TO DO => Sift the listing for lines that hold the string "until" and pull them out.

——

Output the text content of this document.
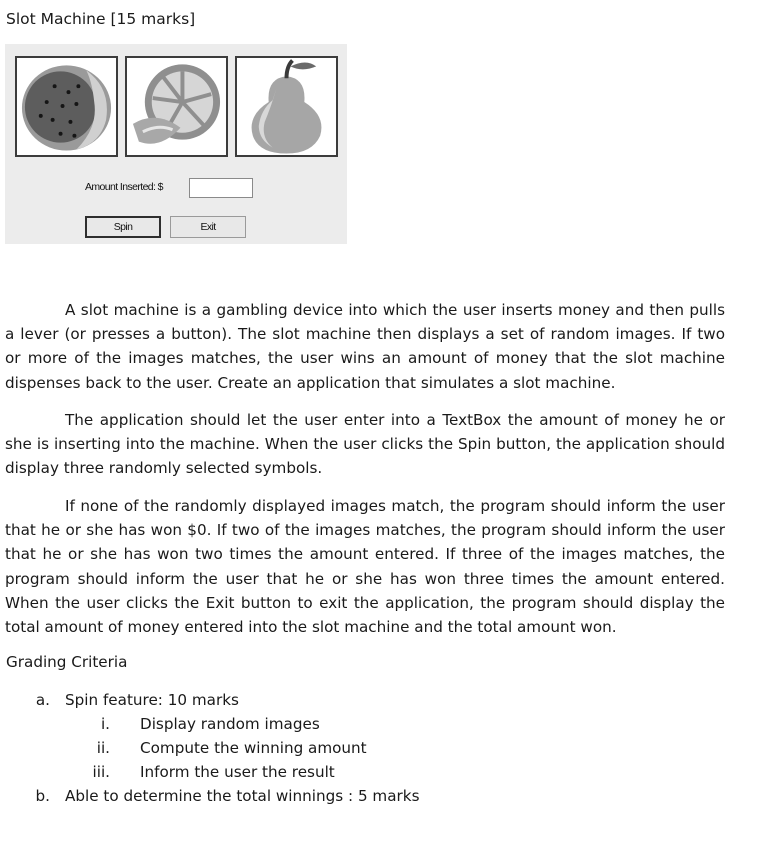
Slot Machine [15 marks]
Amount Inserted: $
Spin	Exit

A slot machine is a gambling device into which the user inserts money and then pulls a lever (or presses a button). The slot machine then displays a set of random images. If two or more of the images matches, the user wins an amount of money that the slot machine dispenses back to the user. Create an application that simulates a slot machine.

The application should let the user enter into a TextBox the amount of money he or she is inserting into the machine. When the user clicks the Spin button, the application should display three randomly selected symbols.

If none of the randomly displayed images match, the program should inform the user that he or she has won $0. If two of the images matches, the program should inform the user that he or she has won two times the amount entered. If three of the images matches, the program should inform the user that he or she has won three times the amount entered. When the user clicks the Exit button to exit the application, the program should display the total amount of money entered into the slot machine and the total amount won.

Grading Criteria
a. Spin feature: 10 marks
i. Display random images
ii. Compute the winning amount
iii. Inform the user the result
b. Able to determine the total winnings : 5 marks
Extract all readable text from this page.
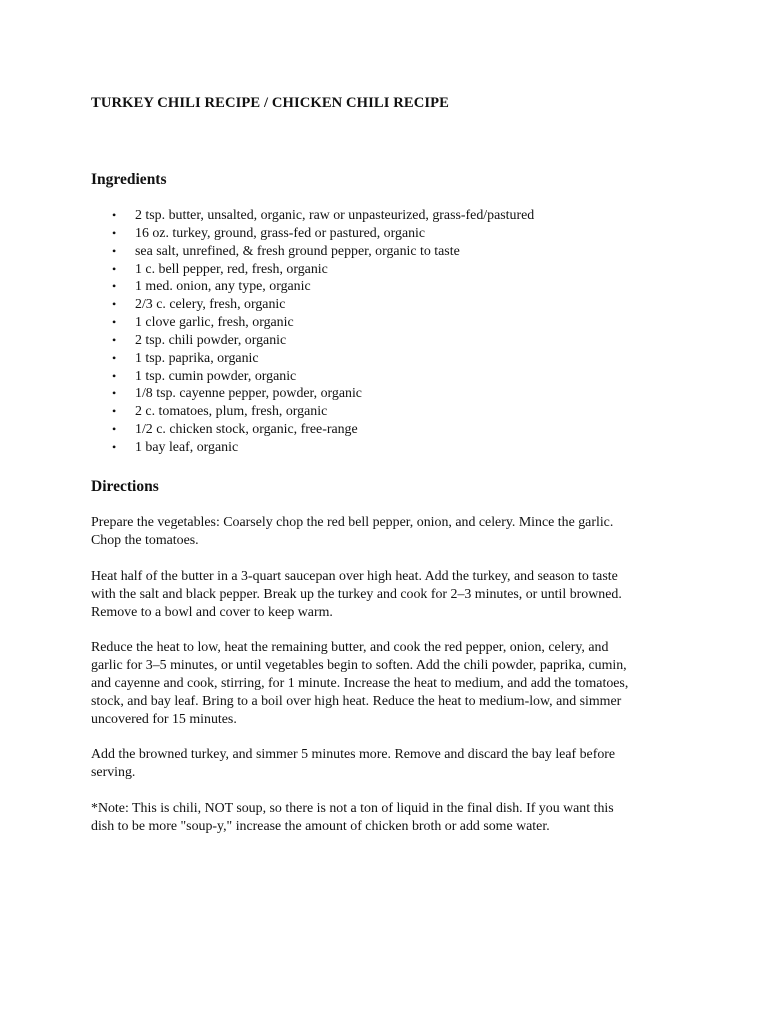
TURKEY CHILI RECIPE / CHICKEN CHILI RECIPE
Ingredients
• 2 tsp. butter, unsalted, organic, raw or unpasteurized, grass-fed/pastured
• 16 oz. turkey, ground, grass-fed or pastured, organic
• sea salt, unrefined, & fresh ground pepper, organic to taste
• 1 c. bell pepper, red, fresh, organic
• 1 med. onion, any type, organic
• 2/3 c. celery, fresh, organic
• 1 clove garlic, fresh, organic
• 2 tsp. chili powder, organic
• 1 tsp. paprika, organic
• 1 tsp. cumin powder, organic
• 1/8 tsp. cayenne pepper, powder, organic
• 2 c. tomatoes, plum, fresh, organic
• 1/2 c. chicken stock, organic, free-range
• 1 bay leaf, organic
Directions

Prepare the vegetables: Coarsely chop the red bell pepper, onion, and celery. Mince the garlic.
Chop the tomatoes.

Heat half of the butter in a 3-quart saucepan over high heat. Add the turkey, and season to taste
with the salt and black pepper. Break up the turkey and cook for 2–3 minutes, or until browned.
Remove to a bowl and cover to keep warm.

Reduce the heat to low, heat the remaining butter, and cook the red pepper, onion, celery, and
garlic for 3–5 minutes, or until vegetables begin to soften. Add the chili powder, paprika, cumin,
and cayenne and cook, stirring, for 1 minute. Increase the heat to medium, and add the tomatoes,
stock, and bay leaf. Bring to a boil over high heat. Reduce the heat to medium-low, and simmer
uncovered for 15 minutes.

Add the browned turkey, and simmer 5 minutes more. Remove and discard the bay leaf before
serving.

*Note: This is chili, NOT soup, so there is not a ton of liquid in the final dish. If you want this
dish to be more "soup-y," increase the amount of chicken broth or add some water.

——

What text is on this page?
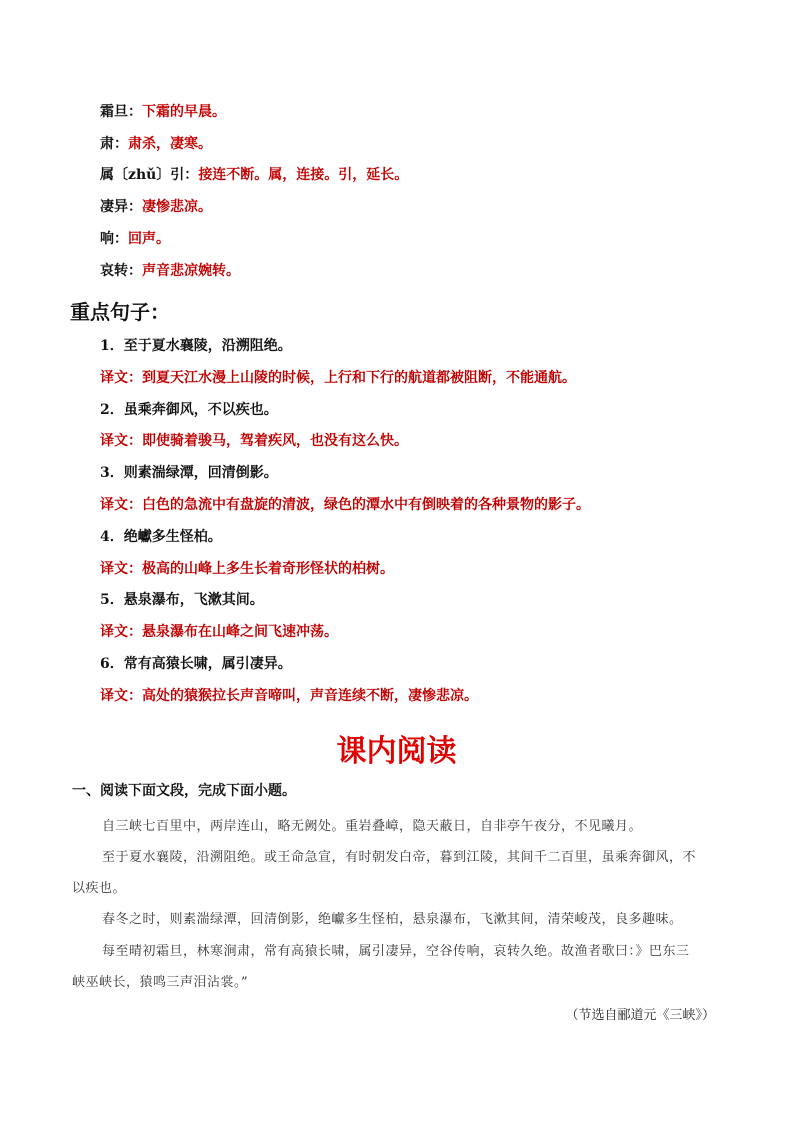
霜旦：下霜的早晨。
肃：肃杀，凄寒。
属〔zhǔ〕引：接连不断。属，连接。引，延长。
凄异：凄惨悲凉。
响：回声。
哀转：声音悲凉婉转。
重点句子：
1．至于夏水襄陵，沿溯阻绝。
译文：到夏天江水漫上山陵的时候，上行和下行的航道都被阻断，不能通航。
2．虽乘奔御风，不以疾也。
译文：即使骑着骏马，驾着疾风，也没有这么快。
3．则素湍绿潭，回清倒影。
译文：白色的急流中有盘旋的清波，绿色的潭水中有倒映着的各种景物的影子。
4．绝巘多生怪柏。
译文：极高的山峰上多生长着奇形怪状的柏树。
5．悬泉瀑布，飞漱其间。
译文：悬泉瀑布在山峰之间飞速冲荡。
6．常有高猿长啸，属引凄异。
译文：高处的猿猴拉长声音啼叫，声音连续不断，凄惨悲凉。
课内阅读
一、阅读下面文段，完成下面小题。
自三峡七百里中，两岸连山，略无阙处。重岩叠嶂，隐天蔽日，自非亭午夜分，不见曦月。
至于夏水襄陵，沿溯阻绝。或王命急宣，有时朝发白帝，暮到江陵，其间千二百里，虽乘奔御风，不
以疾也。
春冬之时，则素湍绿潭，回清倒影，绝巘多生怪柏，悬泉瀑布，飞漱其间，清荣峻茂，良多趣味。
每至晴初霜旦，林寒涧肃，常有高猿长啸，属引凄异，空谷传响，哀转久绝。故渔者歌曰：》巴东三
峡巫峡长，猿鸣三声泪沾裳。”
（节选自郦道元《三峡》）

——

RESPONSE =>
with the salt and black pepper. Break up the turkey and cook for 2–3 minutes, or until browned.
garlic for 3–5 minutes, or until vegetables begin to soften. Add the chili powder, paprika, cumin,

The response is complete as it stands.